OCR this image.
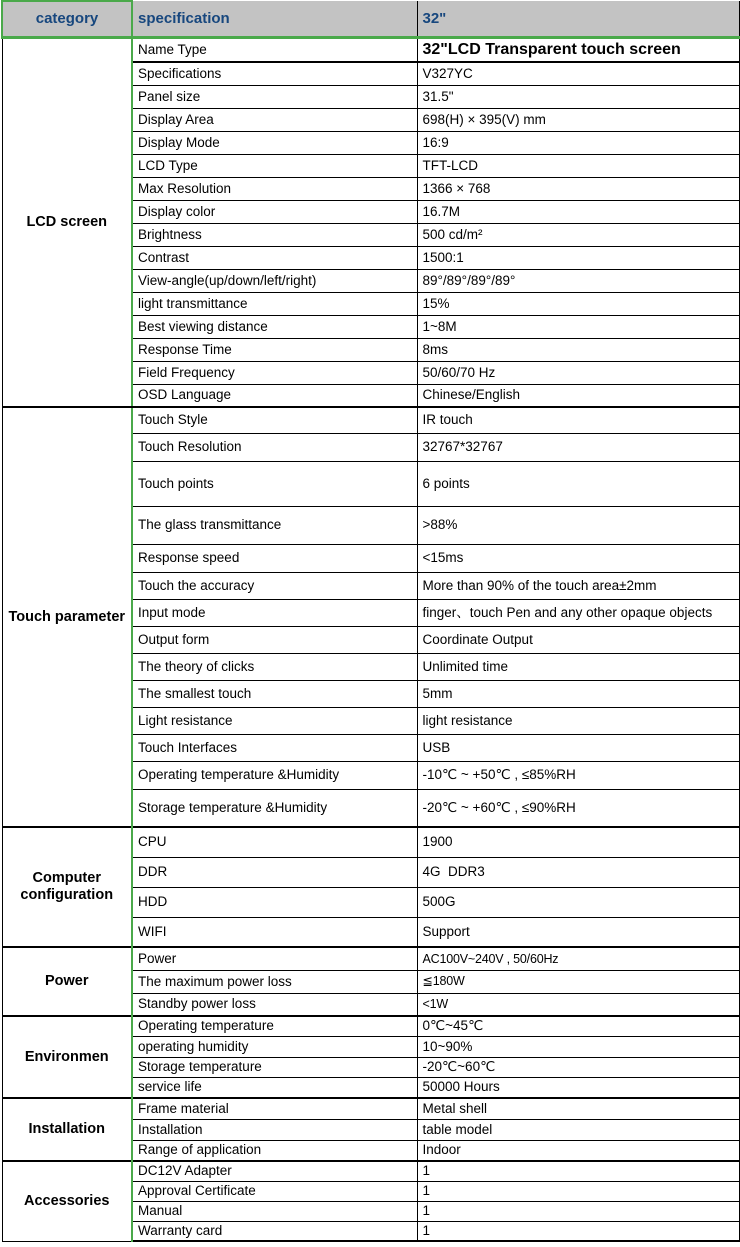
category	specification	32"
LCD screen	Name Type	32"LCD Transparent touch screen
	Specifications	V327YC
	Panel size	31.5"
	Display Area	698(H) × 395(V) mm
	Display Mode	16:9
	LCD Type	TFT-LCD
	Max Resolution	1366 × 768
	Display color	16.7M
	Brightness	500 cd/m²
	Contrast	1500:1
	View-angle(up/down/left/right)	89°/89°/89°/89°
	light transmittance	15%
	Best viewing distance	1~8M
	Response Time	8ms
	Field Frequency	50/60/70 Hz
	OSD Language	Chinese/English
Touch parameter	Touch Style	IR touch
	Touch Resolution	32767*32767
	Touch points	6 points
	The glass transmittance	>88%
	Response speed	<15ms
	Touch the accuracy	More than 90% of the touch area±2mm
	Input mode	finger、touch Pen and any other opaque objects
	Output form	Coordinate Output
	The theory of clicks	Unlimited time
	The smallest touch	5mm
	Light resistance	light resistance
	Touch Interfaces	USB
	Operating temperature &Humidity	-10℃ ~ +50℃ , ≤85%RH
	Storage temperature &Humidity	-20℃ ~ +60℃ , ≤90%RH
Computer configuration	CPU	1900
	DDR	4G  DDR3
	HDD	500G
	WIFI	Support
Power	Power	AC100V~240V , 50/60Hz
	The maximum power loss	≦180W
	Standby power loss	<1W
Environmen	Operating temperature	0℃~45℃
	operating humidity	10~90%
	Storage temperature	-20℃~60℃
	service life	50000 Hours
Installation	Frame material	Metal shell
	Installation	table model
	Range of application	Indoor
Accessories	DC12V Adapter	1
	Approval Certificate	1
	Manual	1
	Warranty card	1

___

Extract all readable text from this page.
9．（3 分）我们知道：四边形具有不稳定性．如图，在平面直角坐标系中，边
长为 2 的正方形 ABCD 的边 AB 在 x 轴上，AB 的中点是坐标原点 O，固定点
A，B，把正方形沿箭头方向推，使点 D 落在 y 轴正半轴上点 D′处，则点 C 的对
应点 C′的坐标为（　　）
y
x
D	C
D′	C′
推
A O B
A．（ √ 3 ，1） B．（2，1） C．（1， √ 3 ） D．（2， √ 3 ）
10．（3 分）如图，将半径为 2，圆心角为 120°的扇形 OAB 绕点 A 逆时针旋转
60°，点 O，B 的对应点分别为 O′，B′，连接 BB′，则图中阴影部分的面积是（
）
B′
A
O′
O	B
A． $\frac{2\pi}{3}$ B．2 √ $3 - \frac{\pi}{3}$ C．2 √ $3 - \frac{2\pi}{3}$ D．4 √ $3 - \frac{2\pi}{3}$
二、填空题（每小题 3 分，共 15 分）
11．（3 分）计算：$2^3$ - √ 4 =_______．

___

• WHAT IS ASKED:
Search the material above for "this". Pull out each line where it shows up.

• TASK RESULT:
OCR this image.
Extract all readable text from this page.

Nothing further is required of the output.